- _To be done_:
Your answer should be one number: the count of lines in these entries that hold the word "image".

Recorded data:
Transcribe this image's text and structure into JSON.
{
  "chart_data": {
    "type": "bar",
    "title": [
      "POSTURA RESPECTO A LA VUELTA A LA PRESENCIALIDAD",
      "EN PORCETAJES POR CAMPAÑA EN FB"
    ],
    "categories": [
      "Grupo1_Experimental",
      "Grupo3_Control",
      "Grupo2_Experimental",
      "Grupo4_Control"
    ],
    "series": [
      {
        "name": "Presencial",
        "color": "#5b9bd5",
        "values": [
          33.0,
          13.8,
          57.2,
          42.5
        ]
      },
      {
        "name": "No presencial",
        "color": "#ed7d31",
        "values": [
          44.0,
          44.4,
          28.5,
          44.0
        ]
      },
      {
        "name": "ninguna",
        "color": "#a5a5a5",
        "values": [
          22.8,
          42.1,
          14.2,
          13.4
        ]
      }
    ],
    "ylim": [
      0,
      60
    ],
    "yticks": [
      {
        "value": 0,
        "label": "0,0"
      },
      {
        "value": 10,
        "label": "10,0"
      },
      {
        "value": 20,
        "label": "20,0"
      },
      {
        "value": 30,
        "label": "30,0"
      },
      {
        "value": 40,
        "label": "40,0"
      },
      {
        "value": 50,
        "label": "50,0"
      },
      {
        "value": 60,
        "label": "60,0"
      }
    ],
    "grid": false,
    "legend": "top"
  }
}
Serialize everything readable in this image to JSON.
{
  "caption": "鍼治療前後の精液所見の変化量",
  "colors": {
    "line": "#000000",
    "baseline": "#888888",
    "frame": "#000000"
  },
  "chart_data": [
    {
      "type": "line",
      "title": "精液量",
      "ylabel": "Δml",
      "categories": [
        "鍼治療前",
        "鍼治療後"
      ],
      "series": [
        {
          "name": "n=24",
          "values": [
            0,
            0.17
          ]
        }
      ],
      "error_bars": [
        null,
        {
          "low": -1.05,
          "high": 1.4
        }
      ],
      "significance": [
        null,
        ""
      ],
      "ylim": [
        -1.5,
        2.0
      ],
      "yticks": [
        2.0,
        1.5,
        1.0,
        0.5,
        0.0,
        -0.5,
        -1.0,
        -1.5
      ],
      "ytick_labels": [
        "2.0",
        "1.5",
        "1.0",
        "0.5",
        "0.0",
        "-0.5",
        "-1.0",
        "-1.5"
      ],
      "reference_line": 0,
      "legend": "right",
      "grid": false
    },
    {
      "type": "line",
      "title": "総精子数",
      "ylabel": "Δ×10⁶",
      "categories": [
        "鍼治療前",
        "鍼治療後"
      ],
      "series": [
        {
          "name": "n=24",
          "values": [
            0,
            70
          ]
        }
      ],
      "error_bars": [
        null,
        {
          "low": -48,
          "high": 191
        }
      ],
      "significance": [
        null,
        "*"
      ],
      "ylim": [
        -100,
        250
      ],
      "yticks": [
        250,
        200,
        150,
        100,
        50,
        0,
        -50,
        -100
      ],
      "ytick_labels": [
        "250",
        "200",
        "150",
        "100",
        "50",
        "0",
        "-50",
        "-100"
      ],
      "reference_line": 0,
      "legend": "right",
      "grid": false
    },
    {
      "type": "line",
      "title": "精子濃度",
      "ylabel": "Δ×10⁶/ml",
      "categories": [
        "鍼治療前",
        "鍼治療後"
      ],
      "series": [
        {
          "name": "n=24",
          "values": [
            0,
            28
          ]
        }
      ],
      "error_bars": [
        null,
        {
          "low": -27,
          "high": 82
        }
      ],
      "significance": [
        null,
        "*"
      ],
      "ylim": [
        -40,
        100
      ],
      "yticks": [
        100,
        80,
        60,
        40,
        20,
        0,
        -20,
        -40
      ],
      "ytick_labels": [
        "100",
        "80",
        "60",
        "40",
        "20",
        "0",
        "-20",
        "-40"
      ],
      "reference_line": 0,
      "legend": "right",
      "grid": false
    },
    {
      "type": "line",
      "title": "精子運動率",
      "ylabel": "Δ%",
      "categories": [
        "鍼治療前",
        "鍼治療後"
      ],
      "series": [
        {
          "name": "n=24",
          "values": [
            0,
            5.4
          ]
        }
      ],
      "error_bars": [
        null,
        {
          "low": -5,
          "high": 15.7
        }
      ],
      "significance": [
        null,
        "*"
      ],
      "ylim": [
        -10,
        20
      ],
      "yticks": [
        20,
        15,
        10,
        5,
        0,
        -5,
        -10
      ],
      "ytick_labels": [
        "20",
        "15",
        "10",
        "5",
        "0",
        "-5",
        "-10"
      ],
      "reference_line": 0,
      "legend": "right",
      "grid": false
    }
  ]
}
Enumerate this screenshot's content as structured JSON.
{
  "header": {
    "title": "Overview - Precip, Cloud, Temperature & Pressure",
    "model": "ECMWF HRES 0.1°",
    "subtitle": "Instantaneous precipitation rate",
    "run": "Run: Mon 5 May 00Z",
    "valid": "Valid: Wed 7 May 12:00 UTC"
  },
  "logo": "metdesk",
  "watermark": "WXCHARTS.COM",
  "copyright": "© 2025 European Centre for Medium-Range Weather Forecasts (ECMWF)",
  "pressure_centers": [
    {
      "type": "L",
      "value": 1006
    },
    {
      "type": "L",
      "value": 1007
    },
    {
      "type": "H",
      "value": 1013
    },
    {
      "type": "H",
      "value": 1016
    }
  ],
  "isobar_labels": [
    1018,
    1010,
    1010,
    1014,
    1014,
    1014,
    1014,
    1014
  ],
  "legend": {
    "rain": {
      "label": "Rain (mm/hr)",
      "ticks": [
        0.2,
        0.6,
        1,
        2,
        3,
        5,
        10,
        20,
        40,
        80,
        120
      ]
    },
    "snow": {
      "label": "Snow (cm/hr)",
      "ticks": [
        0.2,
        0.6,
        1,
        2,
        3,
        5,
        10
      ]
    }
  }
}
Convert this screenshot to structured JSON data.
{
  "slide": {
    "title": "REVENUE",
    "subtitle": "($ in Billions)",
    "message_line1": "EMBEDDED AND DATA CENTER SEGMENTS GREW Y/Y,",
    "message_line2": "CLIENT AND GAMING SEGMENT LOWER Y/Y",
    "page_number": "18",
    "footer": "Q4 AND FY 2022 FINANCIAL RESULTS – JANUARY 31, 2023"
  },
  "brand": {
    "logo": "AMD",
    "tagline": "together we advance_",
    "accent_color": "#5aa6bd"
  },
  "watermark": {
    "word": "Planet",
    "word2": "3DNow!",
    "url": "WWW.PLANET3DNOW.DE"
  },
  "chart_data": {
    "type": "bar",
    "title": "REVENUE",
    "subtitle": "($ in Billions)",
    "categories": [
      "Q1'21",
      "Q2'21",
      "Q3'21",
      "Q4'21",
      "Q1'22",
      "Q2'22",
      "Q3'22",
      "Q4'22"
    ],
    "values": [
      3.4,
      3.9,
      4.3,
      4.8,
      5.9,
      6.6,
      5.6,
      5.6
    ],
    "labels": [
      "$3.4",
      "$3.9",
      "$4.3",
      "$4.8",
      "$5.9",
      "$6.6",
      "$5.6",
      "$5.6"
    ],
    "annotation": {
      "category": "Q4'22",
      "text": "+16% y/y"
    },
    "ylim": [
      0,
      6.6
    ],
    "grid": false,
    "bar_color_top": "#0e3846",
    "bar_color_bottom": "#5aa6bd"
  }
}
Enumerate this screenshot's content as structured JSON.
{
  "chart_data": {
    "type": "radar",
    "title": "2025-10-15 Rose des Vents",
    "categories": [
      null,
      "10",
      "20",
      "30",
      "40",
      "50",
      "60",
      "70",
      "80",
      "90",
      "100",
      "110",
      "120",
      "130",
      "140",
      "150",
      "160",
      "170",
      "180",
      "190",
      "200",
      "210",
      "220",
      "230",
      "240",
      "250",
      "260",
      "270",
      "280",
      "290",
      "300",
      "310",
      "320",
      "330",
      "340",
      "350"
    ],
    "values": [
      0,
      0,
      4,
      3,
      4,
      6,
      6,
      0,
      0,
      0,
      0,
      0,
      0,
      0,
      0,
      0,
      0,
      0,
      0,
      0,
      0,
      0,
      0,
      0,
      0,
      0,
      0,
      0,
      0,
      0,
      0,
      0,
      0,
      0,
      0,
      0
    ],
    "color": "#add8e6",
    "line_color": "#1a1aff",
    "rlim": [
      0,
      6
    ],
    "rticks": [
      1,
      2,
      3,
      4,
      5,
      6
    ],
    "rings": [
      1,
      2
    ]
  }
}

- _Correct result_:
2